See how he uses the cross-slide just to retract the the tool at the end of the thread (which he then resets to zero while waiting the the threading dial) and feed from zero to the correct depth with the compound.


----------



## bob ward (Jul 17, 2010)

Maryak  said:
			
		

> I am relying on the taper. For me a draw bar defeats the purpose of being able to insert longer lengths of small dia material.


As long as you always have the tailstock on the work I'm sure you will be fine without a draw tube, other than that personally I would be getting nervous. After re-reading the thread I'm not sure if you made a 5MT or 4MT taper, but I know that with a 5MT and ER32 collets the draw tube will accommodate 20mm stock. Even with a 4MT taper I imagine a draw tube will be able to take the ER16s 11mm.




			
				Maryak  said:
			
		

> I was taught to cut threads with the compound parallel and use the X slide for the infeed and the compound for making the cut on one side of the thread. This was my 1st attempt at setting the compound to half the angle and I am sure I set it wrong. Rather than mess about I reverted to my old way and winged it until I got a good fit of the threads.


You've done exactly what I did the first time I tried the 29.5° offset method ;D. WTF, why am I getting these funny looking threads ???? Nowadays I use both offset and plunge methods as the mood takes me, offset for larger threads, plunge for smaller threads.


----------



## gjn (Jul 18, 2010)

Maryak  said:
			
		

> Then again I would not rate myself as excellent.



I beg to differ with that statement Bob, your diesel project and the H&M so far show the proof. Thanks for the response to the questions, it all helps to explain the alternatives.

Rgds - Gavin


----------



## Maryak (Jul 18, 2010)

gjn  said:
			
		

> I beg to differ with that statement Bob, your diesel project and the H&M so far show the proof. Thanks for the response to the questions, it all helps to explain the alternatives.
> 
> Rgds - Gavin



Gavin,

Your too kind. :bow: and I'm not being facetious. 

Best Regards
Bob


----------
______________________________
__Written task__. Reproduce word for word the stretch of the lathe forum thread from "You've done exactly" through "gjn (Jul 18, 2010)". The items that come next are separate material from the lathe forum thread.

(Layout annotation data)
______________________________
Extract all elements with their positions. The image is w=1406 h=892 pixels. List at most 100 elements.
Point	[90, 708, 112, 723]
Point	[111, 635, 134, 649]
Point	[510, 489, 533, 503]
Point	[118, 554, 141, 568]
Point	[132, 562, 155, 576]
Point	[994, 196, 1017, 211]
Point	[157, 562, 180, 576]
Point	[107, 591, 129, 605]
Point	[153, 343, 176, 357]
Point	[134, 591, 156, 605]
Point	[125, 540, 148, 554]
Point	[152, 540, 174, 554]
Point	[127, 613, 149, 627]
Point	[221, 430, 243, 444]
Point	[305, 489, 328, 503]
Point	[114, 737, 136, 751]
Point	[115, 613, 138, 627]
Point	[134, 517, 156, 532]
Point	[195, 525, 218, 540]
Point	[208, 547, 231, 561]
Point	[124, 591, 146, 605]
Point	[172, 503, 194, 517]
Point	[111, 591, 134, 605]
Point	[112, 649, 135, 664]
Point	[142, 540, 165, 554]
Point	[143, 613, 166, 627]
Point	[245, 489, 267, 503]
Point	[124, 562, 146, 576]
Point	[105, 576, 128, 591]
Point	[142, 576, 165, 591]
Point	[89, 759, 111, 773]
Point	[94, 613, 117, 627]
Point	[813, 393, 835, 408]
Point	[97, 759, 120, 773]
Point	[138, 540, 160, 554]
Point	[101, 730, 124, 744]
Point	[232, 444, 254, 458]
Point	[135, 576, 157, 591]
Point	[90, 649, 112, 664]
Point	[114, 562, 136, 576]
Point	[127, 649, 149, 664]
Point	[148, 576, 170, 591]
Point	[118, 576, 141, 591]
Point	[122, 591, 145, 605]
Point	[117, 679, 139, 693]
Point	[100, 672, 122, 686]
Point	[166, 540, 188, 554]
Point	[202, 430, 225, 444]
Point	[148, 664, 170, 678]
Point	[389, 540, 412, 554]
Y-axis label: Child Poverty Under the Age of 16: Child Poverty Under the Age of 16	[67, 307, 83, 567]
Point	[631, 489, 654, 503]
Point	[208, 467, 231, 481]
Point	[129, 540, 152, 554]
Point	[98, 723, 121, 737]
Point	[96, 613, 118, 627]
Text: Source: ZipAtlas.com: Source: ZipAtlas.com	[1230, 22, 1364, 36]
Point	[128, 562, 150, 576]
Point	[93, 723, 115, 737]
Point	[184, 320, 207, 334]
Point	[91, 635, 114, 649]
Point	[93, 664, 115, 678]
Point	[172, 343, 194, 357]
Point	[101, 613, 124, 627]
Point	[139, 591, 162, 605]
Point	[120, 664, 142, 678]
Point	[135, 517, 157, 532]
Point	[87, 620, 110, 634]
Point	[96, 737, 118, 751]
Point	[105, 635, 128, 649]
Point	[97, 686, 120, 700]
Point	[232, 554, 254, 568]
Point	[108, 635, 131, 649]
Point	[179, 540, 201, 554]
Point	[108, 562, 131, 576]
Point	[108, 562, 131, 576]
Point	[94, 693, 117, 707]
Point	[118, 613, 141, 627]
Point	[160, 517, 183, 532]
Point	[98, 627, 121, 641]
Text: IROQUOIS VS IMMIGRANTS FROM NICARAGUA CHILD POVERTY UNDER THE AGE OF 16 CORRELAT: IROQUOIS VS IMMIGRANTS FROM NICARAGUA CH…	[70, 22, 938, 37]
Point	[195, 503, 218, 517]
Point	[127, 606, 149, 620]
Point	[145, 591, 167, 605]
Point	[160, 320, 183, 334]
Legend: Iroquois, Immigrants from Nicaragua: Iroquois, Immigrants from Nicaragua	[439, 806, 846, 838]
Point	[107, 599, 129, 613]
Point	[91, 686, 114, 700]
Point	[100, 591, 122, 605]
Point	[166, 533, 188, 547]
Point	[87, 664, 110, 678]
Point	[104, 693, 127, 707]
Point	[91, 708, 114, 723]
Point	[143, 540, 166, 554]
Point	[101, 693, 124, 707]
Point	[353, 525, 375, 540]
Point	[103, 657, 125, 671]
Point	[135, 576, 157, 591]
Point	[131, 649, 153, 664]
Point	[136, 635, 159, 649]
______________________________
__Problem solution__.
You've done exactly what I did the first time I tried the 29.5° offset method ;D. WTF, why am I getting these funny looking threads ???? Nowadays I use both offset and plunge methods as the mood takes me, offset for larger threads, plunge for smaller threads.


----------



## gjn (Jul 18, 2010)